[Stored data entries]
________

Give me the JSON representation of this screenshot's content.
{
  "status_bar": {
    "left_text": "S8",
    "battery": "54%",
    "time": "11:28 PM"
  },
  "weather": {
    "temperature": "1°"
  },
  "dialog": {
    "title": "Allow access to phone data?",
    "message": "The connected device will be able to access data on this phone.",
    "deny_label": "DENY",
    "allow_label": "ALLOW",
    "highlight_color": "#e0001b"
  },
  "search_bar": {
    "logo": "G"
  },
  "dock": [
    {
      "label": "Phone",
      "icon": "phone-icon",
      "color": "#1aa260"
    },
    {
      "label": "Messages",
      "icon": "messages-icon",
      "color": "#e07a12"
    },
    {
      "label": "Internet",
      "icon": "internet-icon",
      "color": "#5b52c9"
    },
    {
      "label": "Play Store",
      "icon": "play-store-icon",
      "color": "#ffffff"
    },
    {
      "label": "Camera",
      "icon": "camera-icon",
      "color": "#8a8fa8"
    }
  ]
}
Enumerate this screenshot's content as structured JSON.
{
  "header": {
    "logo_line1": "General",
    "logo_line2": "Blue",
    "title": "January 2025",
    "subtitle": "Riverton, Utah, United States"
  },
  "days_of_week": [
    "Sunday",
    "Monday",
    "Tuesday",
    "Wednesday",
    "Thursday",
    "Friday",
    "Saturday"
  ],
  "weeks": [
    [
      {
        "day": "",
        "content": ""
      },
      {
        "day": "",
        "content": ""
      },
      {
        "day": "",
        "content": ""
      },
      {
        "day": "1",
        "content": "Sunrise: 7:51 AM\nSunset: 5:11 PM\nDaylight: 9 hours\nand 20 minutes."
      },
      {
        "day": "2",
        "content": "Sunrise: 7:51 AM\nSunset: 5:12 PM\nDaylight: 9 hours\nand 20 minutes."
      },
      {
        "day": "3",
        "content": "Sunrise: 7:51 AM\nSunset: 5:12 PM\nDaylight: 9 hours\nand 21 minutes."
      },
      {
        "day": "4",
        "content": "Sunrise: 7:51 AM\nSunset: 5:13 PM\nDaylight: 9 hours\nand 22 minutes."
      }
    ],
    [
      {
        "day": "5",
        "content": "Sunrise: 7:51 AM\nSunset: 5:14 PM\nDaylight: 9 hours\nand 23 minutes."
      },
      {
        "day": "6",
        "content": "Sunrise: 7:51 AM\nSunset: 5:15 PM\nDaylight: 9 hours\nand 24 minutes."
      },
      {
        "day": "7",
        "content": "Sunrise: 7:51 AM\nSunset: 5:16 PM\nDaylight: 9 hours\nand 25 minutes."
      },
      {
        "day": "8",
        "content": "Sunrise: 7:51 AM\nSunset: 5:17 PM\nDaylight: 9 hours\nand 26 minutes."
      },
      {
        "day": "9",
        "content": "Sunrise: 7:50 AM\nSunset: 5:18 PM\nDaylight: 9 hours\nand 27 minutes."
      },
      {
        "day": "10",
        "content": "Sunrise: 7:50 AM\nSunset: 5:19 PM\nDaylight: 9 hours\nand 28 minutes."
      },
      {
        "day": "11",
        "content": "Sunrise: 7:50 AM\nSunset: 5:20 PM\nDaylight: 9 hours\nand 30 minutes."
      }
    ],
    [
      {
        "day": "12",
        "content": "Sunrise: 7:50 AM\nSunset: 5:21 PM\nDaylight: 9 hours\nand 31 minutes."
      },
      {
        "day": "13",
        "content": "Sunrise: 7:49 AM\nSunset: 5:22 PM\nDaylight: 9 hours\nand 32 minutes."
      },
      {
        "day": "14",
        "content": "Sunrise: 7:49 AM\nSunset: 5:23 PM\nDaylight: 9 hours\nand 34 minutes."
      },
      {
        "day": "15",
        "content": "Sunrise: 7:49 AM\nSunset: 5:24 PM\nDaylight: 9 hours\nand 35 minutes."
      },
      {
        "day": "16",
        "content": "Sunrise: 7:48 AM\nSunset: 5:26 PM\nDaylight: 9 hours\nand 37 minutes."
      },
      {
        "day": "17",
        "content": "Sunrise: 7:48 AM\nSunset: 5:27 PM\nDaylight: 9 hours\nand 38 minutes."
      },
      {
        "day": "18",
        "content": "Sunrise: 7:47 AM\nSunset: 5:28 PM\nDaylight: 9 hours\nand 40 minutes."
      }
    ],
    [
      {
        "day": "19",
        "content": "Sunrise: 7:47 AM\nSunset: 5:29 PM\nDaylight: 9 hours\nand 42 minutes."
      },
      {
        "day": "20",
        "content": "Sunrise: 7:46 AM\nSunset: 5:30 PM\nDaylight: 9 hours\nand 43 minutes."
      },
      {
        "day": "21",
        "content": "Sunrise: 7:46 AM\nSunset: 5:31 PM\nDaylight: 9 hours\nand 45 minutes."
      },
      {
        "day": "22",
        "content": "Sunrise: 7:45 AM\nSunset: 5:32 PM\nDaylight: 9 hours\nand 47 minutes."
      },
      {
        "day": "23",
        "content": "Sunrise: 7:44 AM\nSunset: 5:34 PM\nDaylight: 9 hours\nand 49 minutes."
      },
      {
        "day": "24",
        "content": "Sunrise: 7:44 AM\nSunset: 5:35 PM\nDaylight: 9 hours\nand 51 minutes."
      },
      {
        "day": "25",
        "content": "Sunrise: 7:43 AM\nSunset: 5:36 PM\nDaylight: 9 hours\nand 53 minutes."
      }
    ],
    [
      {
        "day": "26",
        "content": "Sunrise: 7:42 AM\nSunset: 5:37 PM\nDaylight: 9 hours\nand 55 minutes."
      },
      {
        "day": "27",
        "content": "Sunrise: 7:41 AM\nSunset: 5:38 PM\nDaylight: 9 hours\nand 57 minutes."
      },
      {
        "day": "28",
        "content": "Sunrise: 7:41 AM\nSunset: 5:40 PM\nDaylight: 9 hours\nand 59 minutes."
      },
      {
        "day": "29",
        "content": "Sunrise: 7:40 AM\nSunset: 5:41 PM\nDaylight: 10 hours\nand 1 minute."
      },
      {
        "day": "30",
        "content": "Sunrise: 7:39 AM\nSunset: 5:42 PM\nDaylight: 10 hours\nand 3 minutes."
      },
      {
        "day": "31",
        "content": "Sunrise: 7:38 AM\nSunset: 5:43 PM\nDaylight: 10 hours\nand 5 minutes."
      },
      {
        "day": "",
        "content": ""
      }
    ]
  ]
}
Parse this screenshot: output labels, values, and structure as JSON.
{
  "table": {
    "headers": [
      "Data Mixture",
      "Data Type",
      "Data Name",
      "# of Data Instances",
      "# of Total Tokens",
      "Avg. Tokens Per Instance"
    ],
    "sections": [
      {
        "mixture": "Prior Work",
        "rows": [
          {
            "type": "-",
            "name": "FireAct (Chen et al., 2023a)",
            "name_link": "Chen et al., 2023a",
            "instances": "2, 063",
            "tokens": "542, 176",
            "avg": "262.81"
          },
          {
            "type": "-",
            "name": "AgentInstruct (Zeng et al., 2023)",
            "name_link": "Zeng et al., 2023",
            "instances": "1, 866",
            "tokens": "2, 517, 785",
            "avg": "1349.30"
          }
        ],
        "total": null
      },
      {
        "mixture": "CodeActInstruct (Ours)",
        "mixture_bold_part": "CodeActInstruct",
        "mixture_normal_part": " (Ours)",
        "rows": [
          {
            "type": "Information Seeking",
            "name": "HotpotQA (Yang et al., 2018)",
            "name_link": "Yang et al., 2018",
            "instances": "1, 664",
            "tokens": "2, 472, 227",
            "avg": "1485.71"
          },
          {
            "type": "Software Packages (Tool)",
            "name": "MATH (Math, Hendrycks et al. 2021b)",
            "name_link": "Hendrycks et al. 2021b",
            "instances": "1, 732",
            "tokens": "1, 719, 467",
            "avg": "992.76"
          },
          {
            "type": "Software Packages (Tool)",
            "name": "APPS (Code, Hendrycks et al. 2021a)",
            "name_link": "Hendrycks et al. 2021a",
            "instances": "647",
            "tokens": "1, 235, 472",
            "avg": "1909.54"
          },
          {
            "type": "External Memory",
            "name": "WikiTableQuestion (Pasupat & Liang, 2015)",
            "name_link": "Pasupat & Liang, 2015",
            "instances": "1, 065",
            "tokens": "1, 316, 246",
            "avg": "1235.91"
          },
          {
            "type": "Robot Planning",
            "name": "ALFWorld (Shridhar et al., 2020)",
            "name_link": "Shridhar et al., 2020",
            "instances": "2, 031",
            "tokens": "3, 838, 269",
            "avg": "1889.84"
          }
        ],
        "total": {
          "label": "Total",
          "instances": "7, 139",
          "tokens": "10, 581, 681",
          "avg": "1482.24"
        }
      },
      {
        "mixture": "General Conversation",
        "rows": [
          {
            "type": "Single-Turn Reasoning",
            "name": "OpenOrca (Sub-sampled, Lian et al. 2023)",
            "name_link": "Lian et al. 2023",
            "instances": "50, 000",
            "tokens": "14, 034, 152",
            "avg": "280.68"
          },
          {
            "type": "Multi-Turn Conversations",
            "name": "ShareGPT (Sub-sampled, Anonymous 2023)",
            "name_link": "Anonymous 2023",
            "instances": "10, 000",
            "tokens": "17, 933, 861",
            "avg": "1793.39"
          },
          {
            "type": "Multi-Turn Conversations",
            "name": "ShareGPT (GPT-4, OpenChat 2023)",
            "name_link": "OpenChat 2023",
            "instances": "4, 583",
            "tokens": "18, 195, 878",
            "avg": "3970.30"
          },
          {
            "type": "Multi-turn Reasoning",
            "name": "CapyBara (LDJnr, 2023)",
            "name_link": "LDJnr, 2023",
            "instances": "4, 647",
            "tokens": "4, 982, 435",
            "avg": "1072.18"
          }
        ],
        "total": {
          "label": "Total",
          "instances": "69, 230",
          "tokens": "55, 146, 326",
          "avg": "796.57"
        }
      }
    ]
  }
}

________

▶ **WHAT YOU NEED TO DO**
List all lines holding the string "LDJnr".

▶ **TASK SOLUTION**
            "name": "CapyBara (LDJnr, 2023)",
            "name_link": "LDJnr, 2023",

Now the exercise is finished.